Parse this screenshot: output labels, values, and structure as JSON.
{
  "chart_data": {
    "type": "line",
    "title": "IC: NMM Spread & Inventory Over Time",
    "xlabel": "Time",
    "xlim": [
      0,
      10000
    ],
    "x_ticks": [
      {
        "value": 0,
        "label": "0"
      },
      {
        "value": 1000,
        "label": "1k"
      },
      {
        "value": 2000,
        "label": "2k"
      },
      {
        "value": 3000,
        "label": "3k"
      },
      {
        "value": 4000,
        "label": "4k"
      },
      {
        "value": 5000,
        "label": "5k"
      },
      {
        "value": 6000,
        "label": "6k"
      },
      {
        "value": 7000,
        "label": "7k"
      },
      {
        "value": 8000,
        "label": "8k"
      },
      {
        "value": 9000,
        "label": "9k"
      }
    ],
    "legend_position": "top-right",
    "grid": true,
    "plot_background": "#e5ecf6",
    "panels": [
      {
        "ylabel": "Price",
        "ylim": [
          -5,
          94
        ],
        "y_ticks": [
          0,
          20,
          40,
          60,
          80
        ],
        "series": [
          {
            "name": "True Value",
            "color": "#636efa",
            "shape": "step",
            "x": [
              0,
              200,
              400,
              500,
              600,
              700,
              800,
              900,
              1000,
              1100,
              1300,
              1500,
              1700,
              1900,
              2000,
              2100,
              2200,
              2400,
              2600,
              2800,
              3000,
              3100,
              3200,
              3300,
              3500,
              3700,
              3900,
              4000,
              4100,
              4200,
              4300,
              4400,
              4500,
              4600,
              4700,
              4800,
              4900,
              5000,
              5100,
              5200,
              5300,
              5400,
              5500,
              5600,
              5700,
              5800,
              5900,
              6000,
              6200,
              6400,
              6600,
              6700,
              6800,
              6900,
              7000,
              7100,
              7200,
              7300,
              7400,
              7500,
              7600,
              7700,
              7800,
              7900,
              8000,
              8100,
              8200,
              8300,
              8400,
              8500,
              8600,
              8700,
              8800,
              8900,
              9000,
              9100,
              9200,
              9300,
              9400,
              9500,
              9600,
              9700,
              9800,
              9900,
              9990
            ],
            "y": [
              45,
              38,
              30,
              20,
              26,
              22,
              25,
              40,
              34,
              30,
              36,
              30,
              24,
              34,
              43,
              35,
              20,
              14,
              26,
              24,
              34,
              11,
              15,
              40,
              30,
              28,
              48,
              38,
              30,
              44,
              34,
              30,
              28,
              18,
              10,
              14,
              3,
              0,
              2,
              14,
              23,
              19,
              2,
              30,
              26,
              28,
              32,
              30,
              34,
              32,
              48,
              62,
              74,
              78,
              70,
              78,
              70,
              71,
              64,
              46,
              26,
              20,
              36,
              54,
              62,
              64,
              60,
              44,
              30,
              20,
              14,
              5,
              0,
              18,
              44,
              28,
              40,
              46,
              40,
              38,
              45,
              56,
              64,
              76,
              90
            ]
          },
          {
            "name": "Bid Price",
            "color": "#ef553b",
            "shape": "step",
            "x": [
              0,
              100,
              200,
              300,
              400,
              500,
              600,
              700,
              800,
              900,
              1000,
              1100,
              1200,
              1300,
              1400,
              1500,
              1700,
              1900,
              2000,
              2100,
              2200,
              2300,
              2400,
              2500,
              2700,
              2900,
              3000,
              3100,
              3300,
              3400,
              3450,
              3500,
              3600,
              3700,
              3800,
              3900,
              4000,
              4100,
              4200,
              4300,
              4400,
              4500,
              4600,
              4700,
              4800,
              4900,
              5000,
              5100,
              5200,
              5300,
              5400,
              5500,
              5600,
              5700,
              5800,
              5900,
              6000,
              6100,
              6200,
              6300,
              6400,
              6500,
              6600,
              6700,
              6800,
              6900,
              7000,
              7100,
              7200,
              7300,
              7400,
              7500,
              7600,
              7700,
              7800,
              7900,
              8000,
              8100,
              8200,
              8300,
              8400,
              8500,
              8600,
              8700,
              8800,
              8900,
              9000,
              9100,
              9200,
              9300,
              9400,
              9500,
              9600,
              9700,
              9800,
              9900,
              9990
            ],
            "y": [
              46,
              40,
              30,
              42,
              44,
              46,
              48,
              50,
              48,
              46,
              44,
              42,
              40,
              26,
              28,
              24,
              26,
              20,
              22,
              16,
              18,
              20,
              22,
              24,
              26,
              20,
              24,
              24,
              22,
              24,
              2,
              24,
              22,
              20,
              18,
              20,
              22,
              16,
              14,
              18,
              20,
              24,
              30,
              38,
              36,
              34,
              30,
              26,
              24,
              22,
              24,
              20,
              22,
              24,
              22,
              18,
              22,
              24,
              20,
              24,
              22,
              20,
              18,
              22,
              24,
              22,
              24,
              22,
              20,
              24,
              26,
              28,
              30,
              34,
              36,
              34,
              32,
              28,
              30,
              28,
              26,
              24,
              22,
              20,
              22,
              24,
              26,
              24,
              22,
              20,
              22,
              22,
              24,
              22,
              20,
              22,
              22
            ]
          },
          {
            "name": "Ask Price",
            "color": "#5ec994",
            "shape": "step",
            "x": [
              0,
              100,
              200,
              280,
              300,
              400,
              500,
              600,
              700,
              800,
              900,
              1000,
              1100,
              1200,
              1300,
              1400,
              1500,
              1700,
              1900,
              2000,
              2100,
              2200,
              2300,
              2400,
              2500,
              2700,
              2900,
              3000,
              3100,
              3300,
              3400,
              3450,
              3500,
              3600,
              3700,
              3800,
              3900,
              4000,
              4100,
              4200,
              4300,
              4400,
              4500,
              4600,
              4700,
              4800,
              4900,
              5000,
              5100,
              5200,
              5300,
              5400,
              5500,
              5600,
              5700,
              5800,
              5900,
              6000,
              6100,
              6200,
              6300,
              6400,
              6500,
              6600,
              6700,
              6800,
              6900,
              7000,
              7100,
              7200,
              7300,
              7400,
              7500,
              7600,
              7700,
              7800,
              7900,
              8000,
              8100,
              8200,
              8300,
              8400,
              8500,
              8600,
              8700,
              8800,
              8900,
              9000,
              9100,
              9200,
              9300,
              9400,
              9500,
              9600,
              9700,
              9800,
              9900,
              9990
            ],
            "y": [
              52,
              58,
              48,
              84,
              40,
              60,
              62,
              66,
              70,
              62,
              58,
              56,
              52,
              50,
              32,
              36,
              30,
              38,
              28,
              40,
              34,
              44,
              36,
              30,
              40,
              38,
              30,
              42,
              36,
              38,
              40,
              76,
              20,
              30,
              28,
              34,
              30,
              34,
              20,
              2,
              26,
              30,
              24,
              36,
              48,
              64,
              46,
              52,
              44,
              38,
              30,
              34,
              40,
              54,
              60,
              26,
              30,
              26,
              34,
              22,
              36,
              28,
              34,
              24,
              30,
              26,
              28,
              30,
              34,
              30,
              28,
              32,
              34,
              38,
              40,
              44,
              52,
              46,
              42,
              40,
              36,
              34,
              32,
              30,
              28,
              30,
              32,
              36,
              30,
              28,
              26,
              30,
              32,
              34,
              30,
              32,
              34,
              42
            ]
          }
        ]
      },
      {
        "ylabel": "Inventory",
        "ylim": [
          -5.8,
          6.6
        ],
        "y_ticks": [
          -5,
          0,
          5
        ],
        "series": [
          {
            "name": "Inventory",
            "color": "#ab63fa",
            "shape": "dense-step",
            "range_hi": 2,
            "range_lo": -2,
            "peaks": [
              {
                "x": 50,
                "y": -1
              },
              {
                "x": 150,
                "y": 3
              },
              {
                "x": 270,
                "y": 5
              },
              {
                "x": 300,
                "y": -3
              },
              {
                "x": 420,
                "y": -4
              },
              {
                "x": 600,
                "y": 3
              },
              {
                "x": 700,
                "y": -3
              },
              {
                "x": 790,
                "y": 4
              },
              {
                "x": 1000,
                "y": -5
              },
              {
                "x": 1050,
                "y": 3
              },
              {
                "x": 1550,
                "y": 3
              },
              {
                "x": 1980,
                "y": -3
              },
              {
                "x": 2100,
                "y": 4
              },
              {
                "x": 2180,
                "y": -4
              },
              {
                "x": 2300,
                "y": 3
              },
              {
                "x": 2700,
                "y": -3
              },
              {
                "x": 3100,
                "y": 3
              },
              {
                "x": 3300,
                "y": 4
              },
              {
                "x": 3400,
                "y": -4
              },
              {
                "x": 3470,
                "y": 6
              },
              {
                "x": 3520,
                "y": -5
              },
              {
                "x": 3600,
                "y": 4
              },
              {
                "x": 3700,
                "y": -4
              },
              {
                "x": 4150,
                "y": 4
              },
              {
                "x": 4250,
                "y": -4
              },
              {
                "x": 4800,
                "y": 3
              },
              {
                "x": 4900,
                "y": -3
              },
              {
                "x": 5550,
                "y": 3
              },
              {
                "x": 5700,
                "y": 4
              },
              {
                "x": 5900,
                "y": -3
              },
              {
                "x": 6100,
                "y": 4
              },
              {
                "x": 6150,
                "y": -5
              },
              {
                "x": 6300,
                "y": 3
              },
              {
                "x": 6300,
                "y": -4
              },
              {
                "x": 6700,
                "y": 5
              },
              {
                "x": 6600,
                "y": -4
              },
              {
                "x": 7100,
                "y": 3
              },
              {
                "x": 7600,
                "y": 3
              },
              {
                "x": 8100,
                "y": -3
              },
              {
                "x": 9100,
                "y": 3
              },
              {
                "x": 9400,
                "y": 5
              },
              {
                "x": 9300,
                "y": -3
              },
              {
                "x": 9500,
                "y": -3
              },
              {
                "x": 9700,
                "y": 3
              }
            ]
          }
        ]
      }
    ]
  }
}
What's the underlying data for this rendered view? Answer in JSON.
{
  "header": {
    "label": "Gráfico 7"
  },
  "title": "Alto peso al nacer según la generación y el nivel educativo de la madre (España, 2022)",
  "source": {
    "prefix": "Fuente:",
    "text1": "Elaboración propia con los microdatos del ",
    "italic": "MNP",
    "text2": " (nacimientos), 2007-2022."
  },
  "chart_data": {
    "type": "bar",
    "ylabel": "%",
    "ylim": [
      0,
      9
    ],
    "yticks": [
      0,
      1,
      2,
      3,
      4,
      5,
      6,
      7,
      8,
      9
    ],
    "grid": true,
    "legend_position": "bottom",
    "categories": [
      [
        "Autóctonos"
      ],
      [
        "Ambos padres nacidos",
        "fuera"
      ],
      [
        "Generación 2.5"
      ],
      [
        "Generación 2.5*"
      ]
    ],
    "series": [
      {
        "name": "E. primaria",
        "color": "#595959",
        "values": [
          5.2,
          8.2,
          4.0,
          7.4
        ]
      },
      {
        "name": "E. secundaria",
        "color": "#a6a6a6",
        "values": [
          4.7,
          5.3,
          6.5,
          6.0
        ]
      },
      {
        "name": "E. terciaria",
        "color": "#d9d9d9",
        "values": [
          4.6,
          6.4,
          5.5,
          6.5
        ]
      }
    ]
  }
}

## Exercise description
Work through the data and report how many of its lines hold the word "ylabel", giving only the figure.

## The completed task
3